◆ **Challenge**
Whenever a line below holds the word "this", copy that line.

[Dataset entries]

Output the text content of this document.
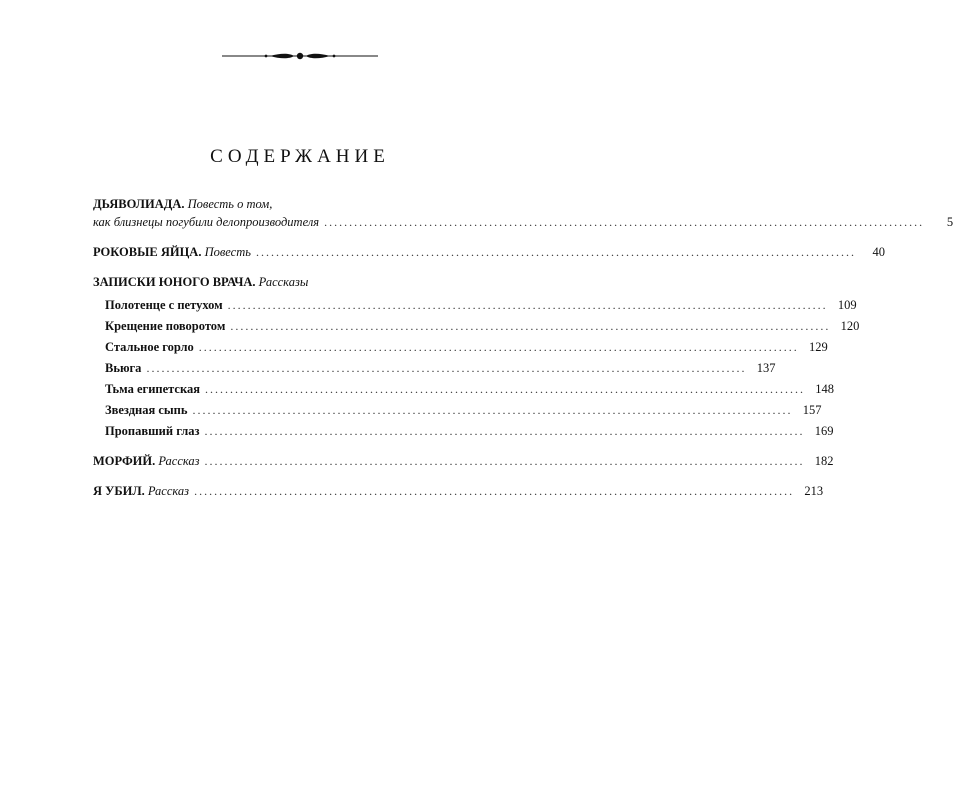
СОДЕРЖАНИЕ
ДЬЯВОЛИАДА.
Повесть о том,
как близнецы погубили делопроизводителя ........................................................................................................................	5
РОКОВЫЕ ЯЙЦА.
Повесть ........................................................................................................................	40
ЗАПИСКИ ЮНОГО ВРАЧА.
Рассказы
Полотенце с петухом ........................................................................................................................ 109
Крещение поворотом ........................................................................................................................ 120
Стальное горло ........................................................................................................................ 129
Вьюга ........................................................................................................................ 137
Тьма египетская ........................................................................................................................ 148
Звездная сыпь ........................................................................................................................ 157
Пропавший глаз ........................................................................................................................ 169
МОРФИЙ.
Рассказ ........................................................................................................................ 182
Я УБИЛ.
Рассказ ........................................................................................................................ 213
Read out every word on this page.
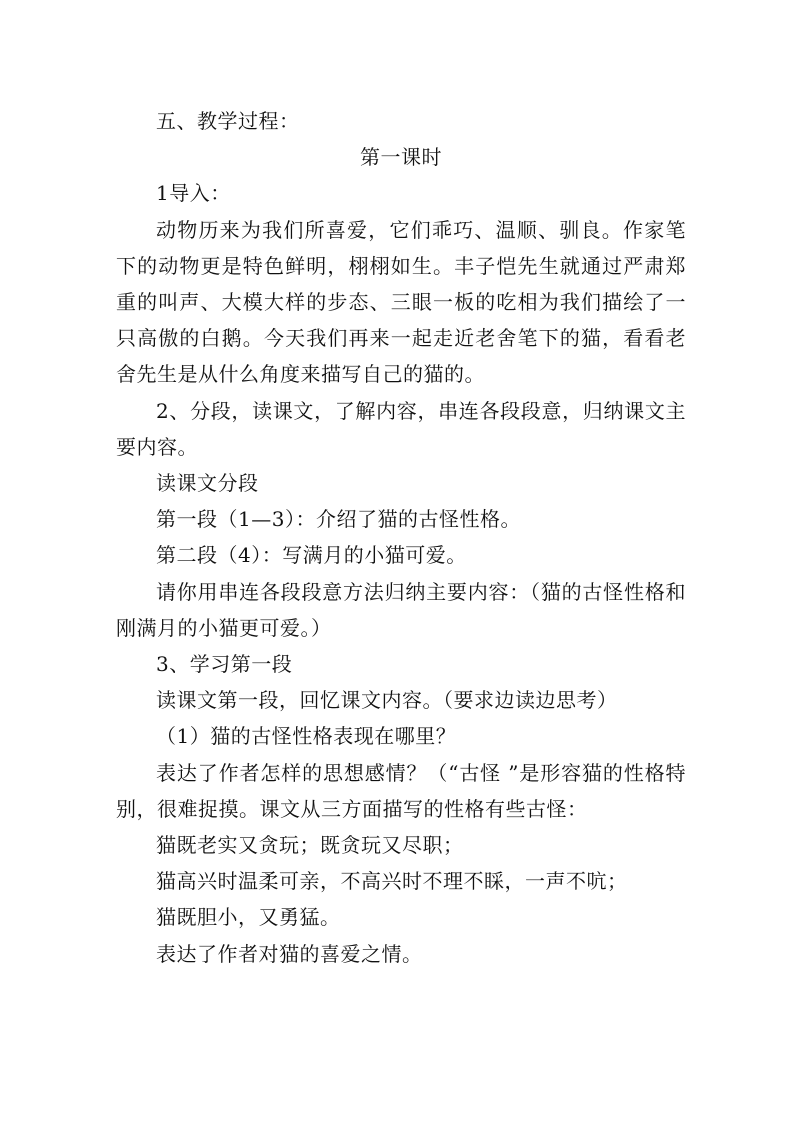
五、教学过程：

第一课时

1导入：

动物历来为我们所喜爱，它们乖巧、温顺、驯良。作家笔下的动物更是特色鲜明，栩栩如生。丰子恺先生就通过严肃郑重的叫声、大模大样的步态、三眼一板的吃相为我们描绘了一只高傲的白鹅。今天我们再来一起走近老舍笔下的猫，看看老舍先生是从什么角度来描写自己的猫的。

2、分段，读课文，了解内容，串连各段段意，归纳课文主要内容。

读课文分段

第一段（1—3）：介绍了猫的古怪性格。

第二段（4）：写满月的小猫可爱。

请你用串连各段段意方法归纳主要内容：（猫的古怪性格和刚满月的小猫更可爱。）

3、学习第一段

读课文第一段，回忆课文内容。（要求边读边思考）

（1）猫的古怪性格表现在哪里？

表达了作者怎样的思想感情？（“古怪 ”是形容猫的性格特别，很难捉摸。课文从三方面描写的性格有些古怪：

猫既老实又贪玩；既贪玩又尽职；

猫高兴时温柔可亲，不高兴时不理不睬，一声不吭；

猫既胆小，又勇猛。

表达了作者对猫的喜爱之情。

◆ **Solved exercise**
Output the text content of this document.
Read out every word on this page.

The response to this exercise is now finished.